— Start —

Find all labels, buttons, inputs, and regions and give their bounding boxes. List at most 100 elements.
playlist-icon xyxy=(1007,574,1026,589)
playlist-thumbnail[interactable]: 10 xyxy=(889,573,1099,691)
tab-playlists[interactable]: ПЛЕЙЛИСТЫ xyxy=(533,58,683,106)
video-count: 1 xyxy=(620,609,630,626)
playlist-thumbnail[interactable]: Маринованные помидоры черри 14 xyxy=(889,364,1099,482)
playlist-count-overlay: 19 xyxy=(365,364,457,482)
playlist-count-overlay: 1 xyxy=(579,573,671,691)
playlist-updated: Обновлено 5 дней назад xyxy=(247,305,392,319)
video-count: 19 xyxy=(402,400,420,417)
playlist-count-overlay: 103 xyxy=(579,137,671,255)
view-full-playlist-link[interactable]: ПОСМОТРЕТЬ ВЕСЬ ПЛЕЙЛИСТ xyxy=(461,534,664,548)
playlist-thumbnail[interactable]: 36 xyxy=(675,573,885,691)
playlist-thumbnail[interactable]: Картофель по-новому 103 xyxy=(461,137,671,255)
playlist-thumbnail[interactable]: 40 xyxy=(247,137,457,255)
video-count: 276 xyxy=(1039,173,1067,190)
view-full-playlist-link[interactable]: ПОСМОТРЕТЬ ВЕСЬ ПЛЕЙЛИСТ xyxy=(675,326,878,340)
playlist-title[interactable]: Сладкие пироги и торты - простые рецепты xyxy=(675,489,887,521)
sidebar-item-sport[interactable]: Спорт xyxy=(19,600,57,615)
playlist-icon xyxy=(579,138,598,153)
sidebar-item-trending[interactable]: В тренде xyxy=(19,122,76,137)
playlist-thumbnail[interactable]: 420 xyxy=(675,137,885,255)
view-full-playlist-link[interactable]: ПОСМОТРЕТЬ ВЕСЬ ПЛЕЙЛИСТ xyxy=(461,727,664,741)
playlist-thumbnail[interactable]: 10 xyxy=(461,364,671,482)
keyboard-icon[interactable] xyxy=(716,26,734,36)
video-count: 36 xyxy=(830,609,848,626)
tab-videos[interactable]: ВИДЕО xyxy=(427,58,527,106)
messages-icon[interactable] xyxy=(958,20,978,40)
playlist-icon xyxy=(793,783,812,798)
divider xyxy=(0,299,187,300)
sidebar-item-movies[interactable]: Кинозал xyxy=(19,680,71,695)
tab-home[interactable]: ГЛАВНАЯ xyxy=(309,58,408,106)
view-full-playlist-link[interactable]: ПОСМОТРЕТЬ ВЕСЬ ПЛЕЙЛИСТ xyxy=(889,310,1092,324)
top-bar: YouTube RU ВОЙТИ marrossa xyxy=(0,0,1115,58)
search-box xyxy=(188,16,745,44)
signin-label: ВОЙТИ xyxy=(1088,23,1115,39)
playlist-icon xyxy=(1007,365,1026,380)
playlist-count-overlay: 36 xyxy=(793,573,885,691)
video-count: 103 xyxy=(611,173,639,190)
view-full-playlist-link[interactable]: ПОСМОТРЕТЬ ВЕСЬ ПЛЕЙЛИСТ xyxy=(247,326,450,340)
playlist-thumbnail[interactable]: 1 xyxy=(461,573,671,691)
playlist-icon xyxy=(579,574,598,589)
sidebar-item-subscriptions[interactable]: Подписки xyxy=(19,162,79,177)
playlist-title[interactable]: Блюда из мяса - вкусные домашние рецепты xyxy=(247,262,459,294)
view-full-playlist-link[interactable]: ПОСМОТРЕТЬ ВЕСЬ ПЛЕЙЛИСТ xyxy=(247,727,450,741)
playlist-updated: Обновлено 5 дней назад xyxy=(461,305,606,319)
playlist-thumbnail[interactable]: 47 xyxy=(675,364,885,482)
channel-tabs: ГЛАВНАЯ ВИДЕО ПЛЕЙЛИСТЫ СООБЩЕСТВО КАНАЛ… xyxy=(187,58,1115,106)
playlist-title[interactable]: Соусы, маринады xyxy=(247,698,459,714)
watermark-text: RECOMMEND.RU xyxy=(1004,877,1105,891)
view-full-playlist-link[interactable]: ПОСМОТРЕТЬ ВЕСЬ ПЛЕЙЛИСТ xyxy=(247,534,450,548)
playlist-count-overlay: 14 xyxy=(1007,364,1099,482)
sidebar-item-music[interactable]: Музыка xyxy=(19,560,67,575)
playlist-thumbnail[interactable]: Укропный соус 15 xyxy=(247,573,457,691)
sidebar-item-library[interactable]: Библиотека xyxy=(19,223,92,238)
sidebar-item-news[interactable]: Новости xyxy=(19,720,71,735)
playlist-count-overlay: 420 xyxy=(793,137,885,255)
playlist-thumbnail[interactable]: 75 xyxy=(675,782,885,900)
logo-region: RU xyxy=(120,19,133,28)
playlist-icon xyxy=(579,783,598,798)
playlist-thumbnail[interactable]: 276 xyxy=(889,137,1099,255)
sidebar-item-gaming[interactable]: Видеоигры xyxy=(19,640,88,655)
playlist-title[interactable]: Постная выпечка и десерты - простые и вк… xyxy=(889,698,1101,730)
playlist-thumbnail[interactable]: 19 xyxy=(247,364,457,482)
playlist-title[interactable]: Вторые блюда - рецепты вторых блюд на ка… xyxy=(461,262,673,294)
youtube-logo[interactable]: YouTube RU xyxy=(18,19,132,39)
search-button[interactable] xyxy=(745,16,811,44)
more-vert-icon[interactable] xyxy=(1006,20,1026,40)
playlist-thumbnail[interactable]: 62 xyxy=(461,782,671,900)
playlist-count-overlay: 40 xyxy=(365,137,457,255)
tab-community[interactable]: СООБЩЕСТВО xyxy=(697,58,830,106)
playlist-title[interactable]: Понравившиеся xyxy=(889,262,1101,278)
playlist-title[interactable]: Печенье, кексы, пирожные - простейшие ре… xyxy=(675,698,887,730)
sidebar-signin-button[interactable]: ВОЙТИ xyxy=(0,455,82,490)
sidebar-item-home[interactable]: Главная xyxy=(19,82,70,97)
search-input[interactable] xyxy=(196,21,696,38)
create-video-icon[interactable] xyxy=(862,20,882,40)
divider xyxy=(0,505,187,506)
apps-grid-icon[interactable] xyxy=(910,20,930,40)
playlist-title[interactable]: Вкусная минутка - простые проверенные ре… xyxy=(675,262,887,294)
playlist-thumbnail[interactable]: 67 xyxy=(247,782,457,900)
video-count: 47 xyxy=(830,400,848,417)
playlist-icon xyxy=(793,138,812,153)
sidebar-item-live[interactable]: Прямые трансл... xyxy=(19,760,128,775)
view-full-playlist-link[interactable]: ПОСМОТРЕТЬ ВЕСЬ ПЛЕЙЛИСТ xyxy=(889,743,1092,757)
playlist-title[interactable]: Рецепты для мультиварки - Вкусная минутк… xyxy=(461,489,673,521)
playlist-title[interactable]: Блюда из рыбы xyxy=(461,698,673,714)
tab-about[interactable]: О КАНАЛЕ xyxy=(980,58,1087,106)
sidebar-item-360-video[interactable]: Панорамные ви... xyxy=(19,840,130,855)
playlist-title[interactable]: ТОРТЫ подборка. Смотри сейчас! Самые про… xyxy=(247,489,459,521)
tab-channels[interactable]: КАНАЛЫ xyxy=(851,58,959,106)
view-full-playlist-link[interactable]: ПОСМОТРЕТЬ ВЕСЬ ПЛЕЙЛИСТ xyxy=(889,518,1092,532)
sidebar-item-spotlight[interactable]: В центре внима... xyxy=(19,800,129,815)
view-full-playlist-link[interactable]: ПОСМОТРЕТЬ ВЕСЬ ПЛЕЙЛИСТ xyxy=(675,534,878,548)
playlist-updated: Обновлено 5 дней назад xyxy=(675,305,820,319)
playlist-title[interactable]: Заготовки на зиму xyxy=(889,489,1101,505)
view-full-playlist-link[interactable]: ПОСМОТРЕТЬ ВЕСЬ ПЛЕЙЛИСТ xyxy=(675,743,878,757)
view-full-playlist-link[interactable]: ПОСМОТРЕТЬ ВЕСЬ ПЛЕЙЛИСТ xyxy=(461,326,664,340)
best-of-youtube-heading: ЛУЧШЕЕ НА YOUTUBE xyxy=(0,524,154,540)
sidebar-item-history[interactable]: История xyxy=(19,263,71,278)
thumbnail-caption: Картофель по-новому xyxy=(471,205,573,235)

— End —

[Instructions to follow]
Please repeat everything from the first line down to the line that contains "tab-home[interactable]: ГЛАВНАЯ xyxy=(309,58,408,106)", both included, with no changes to any of them.

[Answer to this exercise]
Find all labels, buttons, inputs, and regions and give their bounding boxes. List at most 100 elements.
playlist-icon xyxy=(1007,574,1026,589)
playlist-thumbnail[interactable]: 10 xyxy=(889,573,1099,691)
tab-playlists[interactable]: ПЛЕЙЛИСТЫ xyxy=(533,58,683,106)
video-count: 1 xyxy=(620,609,630,626)
playlist-thumbnail[interactable]: Маринованные помидоры черри 14 xyxy=(889,364,1099,482)
playlist-count-overlay: 19 xyxy=(365,364,457,482)
playlist-count-overlay: 1 xyxy=(579,573,671,691)
playlist-updated: Обновлено 5 дней назад xyxy=(247,305,392,319)
video-count: 19 xyxy=(402,400,420,417)
playlist-count-overlay: 103 xyxy=(579,137,671,255)
view-full-playlist-link[interactable]: ПОСМОТРЕТЬ ВЕСЬ ПЛЕЙЛИСТ xyxy=(461,534,664,548)
playlist-thumbnail[interactable]: 36 xyxy=(675,573,885,691)
playlist-thumbnail[interactable]: Картофель по-новому 103 xyxy=(461,137,671,255)
playlist-thumbnail[interactable]: 40 xyxy=(247,137,457,255)
video-count: 276 xyxy=(1039,173,1067,190)
view-full-playlist-link[interactable]: ПОСМОТРЕТЬ ВЕСЬ ПЛЕЙЛИСТ xyxy=(675,326,878,340)
playlist-title[interactable]: Сладкие пироги и торты - простые рецепты xyxy=(675,489,887,521)
sidebar-item-sport[interactable]: Спорт xyxy=(19,600,57,615)
playlist-icon xyxy=(579,138,598,153)
sidebar-item-trending[interactable]: В тренде xyxy=(19,122,76,137)
playlist-thumbnail[interactable]: 420 xyxy=(675,137,885,255)
view-full-playlist-link[interactable]: ПОСМОТРЕТЬ ВЕСЬ ПЛЕЙЛИСТ xyxy=(461,727,664,741)
playlist-thumbnail[interactable]: 10 xyxy=(461,364,671,482)
keyboard-icon[interactable] xyxy=(716,26,734,36)
video-count: 36 xyxy=(830,609,848,626)
tab-videos[interactable]: ВИДЕО xyxy=(427,58,527,106)
messages-icon[interactable] xyxy=(958,20,978,40)
playlist-icon xyxy=(793,783,812,798)
divider xyxy=(0,299,187,300)
sidebar-item-movies[interactable]: Кинозал xyxy=(19,680,71,695)
tab-home[interactable]: ГЛАВНАЯ xyxy=(309,58,408,106)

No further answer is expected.